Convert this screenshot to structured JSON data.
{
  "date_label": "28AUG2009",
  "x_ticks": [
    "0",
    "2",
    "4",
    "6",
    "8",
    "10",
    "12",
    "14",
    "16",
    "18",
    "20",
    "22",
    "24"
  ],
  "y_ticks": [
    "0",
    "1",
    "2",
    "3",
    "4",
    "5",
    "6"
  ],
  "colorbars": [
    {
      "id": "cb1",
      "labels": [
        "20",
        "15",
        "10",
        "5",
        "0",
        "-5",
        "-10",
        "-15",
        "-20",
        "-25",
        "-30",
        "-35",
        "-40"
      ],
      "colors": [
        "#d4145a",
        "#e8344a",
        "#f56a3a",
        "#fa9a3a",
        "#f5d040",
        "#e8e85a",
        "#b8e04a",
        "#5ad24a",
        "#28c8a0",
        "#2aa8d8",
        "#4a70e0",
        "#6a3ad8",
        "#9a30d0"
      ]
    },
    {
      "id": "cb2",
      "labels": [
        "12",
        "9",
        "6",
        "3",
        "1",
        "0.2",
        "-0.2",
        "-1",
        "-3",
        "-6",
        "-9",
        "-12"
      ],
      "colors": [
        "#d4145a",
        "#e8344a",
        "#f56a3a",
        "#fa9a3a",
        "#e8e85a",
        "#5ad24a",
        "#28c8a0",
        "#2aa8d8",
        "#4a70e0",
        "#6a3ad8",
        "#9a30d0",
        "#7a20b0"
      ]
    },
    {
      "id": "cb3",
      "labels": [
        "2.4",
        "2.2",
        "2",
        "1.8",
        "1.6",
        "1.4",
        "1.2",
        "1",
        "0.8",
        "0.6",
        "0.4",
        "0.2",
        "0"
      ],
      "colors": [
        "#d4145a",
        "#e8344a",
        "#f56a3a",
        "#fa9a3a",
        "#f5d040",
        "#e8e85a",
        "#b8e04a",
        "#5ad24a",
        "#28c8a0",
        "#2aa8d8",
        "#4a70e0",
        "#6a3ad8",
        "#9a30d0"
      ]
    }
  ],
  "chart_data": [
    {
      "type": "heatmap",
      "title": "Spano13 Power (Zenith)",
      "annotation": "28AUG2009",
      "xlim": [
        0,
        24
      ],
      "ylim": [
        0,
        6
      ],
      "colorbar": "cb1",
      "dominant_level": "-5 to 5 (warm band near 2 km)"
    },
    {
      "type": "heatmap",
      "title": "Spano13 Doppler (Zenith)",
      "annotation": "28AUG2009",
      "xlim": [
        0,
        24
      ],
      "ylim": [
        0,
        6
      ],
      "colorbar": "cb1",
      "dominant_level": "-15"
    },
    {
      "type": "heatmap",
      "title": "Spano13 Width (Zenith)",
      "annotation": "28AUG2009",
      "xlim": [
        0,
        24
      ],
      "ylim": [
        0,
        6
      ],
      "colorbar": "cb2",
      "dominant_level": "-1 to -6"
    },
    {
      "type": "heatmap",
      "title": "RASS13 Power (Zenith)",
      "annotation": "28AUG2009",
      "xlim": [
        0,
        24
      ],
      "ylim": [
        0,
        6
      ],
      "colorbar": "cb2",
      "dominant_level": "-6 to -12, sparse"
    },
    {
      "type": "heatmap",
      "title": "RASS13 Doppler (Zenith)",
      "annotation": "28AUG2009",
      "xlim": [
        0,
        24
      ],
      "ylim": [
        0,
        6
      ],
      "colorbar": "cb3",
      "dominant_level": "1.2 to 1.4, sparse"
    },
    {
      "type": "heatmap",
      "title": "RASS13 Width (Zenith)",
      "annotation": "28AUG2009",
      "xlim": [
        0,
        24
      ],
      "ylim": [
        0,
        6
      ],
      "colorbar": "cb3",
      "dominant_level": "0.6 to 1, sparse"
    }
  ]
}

···

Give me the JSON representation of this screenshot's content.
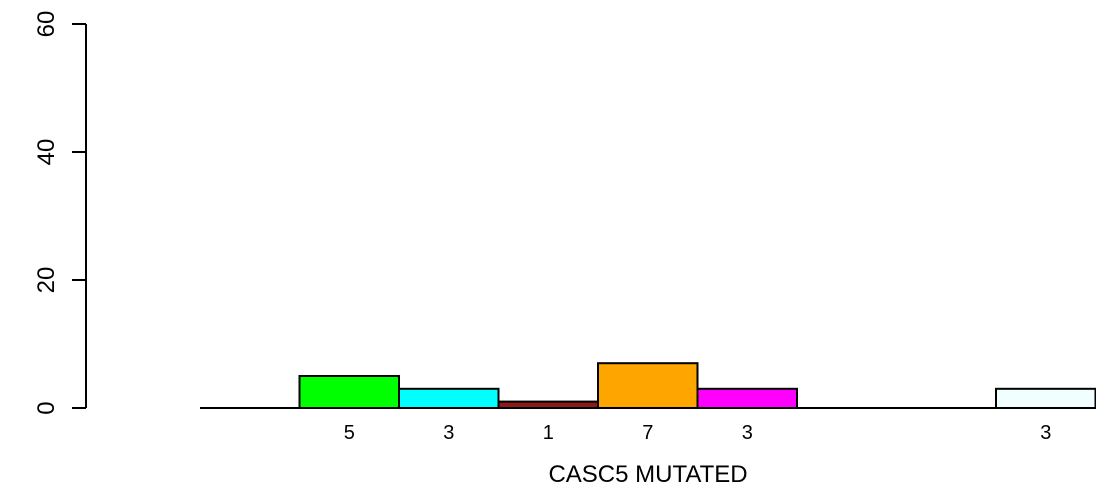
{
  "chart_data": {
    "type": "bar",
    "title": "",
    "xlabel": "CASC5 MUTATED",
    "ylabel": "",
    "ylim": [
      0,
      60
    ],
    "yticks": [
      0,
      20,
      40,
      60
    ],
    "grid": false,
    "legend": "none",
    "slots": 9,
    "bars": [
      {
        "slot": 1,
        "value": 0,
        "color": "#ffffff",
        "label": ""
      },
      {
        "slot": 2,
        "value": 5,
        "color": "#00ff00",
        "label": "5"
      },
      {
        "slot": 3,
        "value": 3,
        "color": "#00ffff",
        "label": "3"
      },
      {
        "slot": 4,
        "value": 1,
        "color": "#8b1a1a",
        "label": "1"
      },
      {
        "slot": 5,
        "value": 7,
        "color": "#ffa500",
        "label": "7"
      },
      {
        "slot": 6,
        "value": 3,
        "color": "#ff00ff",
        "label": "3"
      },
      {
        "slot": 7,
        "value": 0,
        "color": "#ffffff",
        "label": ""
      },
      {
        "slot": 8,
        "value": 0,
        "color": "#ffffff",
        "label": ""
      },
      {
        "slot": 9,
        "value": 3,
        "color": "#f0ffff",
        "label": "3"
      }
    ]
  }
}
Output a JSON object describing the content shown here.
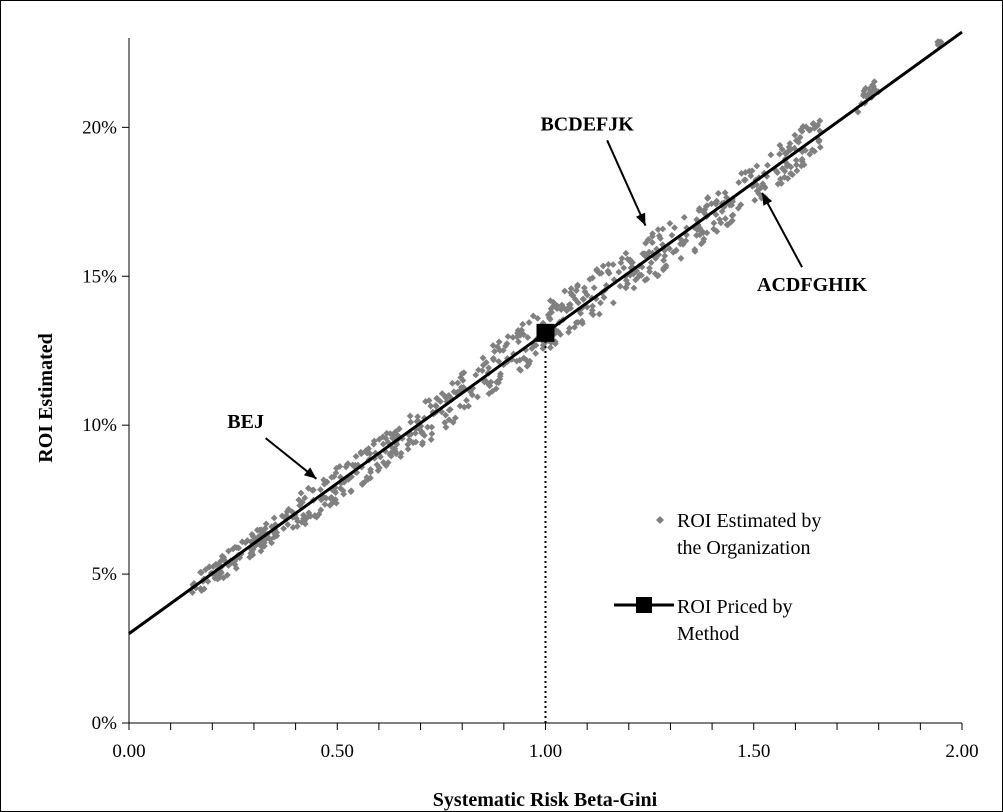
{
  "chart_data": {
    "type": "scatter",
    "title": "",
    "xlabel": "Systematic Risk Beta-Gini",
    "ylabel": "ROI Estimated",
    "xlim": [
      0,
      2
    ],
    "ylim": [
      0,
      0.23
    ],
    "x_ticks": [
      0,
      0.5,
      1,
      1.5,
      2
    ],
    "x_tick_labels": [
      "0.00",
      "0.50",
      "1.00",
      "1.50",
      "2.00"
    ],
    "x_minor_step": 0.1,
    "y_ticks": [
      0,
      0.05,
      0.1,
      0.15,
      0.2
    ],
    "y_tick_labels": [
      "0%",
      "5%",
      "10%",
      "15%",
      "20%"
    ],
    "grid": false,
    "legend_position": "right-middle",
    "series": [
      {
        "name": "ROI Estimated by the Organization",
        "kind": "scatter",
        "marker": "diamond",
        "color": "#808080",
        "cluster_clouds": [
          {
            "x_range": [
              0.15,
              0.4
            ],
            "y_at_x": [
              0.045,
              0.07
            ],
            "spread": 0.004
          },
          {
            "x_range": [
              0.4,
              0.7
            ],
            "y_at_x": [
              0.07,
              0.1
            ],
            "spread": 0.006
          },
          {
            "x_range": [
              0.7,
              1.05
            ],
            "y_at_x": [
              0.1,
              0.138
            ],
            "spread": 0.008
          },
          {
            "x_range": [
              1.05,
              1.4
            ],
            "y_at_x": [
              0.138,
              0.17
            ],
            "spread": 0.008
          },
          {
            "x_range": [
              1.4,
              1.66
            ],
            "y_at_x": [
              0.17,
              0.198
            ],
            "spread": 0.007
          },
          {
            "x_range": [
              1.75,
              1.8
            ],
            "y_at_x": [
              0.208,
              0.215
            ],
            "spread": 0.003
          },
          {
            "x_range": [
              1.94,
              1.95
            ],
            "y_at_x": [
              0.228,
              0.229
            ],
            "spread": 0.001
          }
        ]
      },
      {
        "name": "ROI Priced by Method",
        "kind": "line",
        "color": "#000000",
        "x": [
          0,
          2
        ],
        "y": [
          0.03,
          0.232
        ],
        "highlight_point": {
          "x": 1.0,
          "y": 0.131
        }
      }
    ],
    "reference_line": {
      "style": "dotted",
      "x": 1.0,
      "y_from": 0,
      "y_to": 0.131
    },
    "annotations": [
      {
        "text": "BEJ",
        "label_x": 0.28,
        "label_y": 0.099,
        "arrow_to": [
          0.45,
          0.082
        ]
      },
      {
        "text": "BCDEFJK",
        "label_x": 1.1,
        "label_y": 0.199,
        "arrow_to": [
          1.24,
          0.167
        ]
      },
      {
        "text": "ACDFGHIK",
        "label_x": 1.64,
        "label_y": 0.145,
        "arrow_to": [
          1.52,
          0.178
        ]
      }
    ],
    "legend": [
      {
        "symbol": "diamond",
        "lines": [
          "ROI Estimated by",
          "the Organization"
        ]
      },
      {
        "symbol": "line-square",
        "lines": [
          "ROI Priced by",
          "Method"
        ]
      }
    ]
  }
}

···

→ Given problem
In the entries above, identify every line with the string "text".

→ Answer to this problem
        "text": "BEJ",
        "text": "BCDEFJK",
        "text": "ACDFGHIK",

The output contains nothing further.